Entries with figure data

○ ○ ○

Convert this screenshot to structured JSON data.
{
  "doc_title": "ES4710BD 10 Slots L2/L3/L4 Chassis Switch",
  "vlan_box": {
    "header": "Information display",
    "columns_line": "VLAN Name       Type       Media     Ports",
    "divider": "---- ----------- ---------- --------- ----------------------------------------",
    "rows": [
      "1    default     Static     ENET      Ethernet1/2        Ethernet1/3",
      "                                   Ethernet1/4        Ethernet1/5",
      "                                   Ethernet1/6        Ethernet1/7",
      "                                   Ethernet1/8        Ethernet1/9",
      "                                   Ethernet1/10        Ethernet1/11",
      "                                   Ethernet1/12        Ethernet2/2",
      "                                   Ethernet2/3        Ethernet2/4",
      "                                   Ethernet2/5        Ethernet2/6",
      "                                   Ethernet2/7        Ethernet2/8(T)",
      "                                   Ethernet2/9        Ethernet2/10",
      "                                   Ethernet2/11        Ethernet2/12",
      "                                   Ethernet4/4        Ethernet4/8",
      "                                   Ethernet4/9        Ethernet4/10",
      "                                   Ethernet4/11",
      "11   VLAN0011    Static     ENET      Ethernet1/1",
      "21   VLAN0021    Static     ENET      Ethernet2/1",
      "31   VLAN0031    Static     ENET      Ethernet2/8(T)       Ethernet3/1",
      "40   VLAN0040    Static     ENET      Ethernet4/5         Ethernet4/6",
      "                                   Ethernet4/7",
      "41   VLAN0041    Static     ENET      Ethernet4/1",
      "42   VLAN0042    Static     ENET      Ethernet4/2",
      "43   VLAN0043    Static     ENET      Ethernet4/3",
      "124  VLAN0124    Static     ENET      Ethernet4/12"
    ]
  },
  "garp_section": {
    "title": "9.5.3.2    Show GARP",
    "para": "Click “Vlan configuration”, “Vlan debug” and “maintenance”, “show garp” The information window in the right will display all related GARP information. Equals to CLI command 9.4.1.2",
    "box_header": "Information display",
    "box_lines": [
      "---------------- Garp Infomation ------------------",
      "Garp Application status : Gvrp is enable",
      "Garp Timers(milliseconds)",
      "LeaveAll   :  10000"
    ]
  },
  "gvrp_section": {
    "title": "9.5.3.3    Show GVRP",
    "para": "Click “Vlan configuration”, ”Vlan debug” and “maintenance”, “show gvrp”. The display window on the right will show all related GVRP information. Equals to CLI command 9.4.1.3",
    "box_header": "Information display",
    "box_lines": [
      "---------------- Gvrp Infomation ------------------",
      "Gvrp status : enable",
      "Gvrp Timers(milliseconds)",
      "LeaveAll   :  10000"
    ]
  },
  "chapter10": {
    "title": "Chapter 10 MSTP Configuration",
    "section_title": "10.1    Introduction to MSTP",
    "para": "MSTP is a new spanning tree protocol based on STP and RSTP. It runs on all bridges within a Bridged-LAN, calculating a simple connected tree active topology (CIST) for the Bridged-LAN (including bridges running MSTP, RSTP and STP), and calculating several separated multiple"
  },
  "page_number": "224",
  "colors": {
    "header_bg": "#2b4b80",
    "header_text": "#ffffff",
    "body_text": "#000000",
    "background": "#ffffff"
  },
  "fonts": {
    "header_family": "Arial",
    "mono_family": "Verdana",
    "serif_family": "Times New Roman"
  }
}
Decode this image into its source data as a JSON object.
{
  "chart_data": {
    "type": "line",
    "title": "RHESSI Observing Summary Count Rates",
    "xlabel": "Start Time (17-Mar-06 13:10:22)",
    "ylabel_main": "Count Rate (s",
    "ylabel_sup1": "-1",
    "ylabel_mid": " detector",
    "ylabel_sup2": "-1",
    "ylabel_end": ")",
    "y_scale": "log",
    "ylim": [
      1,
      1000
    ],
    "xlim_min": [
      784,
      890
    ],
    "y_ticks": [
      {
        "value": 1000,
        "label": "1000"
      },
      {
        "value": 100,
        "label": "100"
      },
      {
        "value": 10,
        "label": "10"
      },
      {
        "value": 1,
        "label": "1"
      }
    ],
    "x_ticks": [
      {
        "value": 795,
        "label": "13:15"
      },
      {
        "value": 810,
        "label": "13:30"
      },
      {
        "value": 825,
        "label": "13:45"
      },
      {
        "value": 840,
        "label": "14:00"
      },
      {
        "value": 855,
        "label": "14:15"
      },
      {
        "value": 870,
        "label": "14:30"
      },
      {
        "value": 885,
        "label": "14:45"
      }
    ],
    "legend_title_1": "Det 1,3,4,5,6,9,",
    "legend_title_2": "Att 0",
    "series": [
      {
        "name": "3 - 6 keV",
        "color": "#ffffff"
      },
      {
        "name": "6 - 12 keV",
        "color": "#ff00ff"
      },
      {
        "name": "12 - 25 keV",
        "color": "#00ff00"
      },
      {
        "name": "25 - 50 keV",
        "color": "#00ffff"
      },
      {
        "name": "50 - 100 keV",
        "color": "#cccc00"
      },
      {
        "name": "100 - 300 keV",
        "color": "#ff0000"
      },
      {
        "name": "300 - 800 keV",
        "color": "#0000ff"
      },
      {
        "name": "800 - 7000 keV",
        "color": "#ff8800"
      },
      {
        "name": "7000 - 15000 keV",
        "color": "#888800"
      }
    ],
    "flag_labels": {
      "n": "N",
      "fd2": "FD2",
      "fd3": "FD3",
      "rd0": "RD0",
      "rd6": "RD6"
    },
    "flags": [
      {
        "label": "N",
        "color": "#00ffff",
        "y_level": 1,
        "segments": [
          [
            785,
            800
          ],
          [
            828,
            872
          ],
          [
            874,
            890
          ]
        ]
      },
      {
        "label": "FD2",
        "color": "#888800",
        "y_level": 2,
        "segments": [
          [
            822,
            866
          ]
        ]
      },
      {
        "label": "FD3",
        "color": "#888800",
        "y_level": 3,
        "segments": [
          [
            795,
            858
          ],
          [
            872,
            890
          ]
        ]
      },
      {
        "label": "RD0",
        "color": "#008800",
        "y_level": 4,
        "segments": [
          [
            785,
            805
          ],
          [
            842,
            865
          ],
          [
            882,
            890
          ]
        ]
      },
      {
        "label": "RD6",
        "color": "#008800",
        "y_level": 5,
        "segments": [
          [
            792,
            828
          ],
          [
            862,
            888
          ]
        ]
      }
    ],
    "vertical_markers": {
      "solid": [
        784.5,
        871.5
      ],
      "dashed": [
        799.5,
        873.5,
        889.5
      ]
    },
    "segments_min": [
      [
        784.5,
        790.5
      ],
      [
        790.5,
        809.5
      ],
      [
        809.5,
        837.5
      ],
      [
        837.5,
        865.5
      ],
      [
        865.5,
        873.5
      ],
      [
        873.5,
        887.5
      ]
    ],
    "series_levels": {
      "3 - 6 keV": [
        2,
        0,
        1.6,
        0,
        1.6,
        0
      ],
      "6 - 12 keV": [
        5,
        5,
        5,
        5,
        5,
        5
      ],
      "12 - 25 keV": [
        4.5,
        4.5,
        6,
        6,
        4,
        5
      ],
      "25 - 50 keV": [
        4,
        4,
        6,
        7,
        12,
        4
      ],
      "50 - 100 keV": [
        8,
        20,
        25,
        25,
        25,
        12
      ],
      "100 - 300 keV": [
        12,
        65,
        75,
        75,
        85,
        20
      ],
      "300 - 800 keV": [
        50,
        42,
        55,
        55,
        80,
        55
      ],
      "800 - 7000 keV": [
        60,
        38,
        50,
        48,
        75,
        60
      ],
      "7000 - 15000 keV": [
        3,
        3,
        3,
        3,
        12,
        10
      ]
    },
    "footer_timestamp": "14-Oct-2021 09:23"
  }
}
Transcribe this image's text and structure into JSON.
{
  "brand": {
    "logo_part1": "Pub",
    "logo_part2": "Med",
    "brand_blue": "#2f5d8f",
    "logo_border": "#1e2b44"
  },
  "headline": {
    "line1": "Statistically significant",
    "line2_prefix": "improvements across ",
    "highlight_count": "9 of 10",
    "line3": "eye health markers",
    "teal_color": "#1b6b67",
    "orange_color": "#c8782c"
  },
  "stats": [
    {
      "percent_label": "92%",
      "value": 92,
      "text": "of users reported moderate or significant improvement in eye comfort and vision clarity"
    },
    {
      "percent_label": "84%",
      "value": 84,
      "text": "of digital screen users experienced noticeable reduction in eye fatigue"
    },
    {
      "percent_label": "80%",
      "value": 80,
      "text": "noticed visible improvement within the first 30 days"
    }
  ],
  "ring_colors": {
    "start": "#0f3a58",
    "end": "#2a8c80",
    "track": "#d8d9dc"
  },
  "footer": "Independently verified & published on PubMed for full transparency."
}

○ ○ ○

-- GIVEN REQUEST --
Search the data for "Static". Copy every matching line.

-- SOLUTION TO THIS TASK --
      "1    default     Static     ENET      Ethernet1/2        Ethernet1/3",
      "11   VLAN0011    Static     ENET      Ethernet1/1",
      "21   VLAN0021    Static     ENET      Ethernet2/1",
      "31   VLAN0031    Static     ENET      Ethernet2/8(T)       Ethernet3/1",
      "40   VLAN0040    Static     ENET      Ethernet4/5         Ethernet4/6",
      "41   VLAN0041    Static     ENET      Ethernet4/1",
      "42   VLAN0042    Static     ENET      Ethernet4/2",
      "43   VLAN0043    Static     ENET      Ethernet4/3",
      "124  VLAN0124    Static     ENET      Ethernet4/12"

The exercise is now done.